== SELECTED PASSAGE ==
----------------

Albatross Conservation Stamps Launched Today

(Media Release – 25th June)

The Government of South Georgia & the South Sandwich Islands (GSGSSI) is delighted to announce the launch of its latest stamp issue ‘Albatross Conservation’. The stamps have been developed in conjunction with the Royal Society for the Protection of Birds (RSPB) to raise awareness about the conservation status of South Georgia albatross and the joint work being undertaken to better understand and protect these iconic birds.

A recent archipelago-wide surveys conducted by GSGSSI revealed that the number of wandering albatrosses breeding annually at South Georgia decreased by 18% (1.8% per year) between 2003/04 and 2014/15 and over the same period black-browed and grey-headed albatrosses decreased by 19% (1.9% per year) and 43% (5% per year), respectively.

Through the strict implementation of various conservation measures including bird-scaring devices and night setting the mortality of albatross in South Georgia waters has been reduced to zero. Incidental mortality associated with fisheries operating outside of South Georgia’s maritime zone is still high and thought to be the main cause of the recent population declines. Targeted international education and monitoring programmes are required to improve the conservation status of these iconic species. GSGSSI and RSPB have committed to work together to better understand and address the threats posed to South Georgia albatross with an initial study to identify where albatross are most at risk is well underway. Early results indicate hotspots of overlap with pelagic longline fisheries during winter months (May-Sep). Hotspots for wandering and grey-headed albatrosses include the south-west Atlantic and south-west Indian Oceans, as well as east of New Zealand, while black-browed albatrosses are particularly concentrated in the Benguela Upwelling during the winter months.

----------------

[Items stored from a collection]
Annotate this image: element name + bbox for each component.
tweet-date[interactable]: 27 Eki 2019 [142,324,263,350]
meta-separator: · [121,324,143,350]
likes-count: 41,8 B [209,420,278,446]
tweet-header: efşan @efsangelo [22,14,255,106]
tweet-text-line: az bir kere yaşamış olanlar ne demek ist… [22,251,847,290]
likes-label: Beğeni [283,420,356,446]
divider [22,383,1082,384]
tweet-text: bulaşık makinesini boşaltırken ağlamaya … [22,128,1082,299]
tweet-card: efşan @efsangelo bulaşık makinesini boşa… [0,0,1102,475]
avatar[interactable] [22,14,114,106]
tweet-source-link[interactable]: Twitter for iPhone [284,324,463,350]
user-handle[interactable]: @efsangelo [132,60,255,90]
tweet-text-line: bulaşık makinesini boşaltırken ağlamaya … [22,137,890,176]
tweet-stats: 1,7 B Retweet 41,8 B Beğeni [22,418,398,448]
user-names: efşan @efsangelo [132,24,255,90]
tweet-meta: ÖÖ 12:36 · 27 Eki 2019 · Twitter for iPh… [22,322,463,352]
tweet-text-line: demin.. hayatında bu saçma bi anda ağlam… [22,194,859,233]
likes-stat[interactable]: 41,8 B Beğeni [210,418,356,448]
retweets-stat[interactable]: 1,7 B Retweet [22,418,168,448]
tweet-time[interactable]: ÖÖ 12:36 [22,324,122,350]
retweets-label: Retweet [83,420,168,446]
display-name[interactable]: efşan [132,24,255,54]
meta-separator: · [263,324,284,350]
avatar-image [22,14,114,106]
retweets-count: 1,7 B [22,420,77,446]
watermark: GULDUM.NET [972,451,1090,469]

----------------

== REQUIREMENT ==
Reproduce the albatross stamp release word for word, everything from "The Government of" down to "these iconic birds.".

== RESPONSE TO THE EXERCISE ==
The Government of South Georgia & the South Sandwich Islands (GSGSSI) is delighted to announce the launch of its latest stamp issue ‘Albatross Conservation’. The stamps have been developed in conjunction with the Royal Society for the Protection of Birds (RSPB) to raise awareness about the conservation status of South Georgia albatross and the joint work being undertaken to better understand and protect these iconic birds.